* _Region boundary data_
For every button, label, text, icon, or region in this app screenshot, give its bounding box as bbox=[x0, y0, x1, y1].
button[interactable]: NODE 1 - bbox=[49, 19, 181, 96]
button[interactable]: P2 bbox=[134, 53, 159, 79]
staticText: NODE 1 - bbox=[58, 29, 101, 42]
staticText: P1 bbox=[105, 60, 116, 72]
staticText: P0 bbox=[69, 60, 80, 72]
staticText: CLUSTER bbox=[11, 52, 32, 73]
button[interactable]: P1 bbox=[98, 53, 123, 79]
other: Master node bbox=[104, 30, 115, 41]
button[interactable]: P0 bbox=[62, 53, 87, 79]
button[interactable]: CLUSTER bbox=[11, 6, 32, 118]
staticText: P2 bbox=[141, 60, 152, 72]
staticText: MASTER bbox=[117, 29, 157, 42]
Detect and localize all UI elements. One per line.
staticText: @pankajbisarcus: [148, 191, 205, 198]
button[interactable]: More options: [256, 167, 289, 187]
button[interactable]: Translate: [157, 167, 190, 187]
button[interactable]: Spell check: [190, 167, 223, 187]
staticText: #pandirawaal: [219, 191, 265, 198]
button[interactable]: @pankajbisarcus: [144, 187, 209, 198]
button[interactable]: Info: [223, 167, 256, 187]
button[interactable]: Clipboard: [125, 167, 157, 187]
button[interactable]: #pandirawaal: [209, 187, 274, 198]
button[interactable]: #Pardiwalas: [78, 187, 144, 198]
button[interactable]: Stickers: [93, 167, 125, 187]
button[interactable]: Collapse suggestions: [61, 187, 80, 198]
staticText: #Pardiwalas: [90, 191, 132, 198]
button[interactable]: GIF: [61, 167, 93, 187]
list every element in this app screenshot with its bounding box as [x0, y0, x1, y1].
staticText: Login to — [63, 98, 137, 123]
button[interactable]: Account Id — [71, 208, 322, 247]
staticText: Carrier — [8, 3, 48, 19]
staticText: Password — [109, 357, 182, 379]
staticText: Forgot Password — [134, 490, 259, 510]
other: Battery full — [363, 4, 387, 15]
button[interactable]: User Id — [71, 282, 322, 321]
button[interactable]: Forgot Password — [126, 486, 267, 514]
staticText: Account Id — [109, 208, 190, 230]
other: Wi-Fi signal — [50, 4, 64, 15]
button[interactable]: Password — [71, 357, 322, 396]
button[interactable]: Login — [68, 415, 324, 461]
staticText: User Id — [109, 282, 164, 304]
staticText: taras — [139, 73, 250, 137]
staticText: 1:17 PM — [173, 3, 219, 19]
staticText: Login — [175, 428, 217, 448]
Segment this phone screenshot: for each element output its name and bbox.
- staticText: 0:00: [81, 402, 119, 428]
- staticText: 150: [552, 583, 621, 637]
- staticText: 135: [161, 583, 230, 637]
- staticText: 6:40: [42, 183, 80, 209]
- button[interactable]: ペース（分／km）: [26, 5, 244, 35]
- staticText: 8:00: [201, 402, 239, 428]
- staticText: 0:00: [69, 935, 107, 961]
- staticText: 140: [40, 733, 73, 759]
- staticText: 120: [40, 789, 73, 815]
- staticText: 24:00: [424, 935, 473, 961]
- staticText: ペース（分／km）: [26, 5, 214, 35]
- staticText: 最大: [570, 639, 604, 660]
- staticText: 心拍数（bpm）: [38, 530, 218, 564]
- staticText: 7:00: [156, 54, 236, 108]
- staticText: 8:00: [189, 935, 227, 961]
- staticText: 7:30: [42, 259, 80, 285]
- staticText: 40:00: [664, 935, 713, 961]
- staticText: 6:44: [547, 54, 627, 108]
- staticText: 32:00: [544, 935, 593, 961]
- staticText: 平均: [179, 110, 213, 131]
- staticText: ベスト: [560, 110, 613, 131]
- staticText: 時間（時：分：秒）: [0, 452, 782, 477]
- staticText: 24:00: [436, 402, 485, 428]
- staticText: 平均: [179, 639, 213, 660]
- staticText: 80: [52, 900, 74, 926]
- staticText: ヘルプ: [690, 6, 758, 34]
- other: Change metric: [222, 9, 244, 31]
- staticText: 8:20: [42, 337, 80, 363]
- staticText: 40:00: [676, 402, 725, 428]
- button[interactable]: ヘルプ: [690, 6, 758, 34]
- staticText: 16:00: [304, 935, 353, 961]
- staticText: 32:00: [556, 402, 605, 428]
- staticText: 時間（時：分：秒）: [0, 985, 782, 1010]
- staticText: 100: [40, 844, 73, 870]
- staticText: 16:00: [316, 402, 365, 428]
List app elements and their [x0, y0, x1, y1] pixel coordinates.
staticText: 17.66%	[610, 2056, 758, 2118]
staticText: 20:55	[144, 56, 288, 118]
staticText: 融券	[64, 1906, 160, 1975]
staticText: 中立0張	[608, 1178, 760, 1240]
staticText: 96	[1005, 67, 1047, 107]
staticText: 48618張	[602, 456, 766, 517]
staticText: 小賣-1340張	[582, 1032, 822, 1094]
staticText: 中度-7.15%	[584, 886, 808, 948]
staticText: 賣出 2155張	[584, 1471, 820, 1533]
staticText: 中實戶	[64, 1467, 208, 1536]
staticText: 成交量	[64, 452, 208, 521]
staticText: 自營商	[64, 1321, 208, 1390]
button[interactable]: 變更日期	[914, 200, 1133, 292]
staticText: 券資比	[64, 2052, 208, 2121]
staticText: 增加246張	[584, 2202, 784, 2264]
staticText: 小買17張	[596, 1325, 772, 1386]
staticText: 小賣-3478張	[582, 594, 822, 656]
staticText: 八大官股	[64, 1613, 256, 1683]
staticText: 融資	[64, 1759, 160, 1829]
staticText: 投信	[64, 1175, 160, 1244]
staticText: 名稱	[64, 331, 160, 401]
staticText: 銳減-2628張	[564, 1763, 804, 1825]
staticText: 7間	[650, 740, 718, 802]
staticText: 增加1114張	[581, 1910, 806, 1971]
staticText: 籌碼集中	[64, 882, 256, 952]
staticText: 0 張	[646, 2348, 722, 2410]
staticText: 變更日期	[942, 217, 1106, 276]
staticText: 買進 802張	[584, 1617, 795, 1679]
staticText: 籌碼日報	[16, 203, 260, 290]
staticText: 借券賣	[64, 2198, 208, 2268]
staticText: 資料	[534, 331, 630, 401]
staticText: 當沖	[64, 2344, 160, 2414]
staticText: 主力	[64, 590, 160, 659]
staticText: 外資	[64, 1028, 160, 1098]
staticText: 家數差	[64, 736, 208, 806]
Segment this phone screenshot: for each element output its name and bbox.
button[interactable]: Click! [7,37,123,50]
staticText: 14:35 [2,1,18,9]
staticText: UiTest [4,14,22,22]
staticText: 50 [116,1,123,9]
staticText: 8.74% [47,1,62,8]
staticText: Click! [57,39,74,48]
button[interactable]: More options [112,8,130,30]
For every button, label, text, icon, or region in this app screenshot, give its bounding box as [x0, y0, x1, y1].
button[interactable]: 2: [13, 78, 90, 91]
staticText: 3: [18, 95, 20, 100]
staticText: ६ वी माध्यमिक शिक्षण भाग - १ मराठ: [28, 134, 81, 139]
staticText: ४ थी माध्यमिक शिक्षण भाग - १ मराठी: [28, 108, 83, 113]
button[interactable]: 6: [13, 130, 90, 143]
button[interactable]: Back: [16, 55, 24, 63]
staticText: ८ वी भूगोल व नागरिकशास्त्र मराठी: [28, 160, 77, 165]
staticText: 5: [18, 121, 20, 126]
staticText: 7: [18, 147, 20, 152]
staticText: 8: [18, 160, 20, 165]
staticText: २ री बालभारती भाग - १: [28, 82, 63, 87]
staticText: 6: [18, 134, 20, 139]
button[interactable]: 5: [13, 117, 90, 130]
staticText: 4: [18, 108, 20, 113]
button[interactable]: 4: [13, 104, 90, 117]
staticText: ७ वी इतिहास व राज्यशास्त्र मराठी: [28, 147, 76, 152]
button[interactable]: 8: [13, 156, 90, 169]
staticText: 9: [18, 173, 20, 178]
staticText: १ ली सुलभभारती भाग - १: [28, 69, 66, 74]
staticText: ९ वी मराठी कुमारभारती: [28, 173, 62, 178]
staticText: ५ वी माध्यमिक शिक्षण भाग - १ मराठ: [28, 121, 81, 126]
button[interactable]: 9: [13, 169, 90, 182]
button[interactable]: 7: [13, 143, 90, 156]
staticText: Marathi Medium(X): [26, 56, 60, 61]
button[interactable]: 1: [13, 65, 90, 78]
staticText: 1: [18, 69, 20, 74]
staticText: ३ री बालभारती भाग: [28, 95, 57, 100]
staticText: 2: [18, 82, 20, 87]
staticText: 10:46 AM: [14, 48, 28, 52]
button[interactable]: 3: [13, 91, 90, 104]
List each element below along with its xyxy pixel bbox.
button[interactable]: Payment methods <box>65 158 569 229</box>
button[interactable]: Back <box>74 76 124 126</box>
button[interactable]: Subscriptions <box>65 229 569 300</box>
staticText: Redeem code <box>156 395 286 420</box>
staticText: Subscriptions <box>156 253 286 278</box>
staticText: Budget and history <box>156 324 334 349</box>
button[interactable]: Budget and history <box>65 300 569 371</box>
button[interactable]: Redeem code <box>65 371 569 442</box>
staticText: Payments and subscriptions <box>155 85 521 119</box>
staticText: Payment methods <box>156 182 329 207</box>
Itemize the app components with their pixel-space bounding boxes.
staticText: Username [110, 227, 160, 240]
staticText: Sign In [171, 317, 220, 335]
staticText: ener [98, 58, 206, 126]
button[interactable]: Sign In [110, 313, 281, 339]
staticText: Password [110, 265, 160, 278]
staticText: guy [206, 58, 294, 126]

* _Short problem_
Quote the data word for word, beginning at its first line and stopping after the line that contains "staticText: #pandirawaal: [219, 191, 265, 198]". Include both of those lines and nothing past them.

* _Full solution_
For every button, label, text, icon, or region in this app screenshot, give its bounding box as bbox=[x0, y0, x1, y1].
button[interactable]: NODE 1 - bbox=[49, 19, 181, 96]
button[interactable]: P2 bbox=[134, 53, 159, 79]
staticText: NODE 1 - bbox=[58, 29, 101, 42]
staticText: P1 bbox=[105, 60, 116, 72]
staticText: P0 bbox=[69, 60, 80, 72]
staticText: CLUSTER bbox=[11, 52, 32, 73]
button[interactable]: P1 bbox=[98, 53, 123, 79]
other: Master node bbox=[104, 30, 115, 41]
button[interactable]: P0 bbox=[62, 53, 87, 79]
button[interactable]: CLUSTER bbox=[11, 6, 32, 118]
staticText: P2 bbox=[141, 60, 152, 72]
staticText: MASTER bbox=[117, 29, 157, 42]
Detect and localize all UI elements. One per line.
staticText: @pankajbisarcus: [148, 191, 205, 198]
button[interactable]: More options: [256, 167, 289, 187]
button[interactable]: Translate: [157, 167, 190, 187]
button[interactable]: Spell check: [190, 167, 223, 187]
staticText: #pandirawaal: [219, 191, 265, 198]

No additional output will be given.